EXERCISE AIM → Copy each line of the material below that includes the string "JSON".

DATA TO PROCESS →
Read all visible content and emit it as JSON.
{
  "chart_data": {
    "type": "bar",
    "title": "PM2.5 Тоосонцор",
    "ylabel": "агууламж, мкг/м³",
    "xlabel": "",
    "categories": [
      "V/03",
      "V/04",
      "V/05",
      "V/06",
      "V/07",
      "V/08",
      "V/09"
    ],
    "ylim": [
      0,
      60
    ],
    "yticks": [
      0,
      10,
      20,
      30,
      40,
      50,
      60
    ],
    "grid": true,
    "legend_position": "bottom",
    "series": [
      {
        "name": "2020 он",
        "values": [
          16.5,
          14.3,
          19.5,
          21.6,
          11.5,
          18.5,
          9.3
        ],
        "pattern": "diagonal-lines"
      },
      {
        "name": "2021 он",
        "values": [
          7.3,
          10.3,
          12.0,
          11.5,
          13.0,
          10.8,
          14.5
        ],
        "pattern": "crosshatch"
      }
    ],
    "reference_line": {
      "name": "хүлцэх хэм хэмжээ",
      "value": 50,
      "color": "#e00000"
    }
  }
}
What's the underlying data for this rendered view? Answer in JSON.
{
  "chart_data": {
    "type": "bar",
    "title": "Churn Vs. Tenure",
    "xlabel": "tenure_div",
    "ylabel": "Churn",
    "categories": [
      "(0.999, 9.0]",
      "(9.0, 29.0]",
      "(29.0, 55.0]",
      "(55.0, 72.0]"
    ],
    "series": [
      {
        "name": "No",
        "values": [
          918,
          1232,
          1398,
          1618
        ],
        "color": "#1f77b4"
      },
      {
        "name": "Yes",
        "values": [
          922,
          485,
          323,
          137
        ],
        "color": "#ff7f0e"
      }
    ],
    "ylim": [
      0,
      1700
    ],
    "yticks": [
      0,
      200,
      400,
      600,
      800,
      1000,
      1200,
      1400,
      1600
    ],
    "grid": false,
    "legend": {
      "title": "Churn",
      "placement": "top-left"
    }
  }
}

SOLUTION FOR THIS PROBLEM →
Read all visible content and emit it as JSON.
What's the underlying data for this rendered view? Answer in JSON.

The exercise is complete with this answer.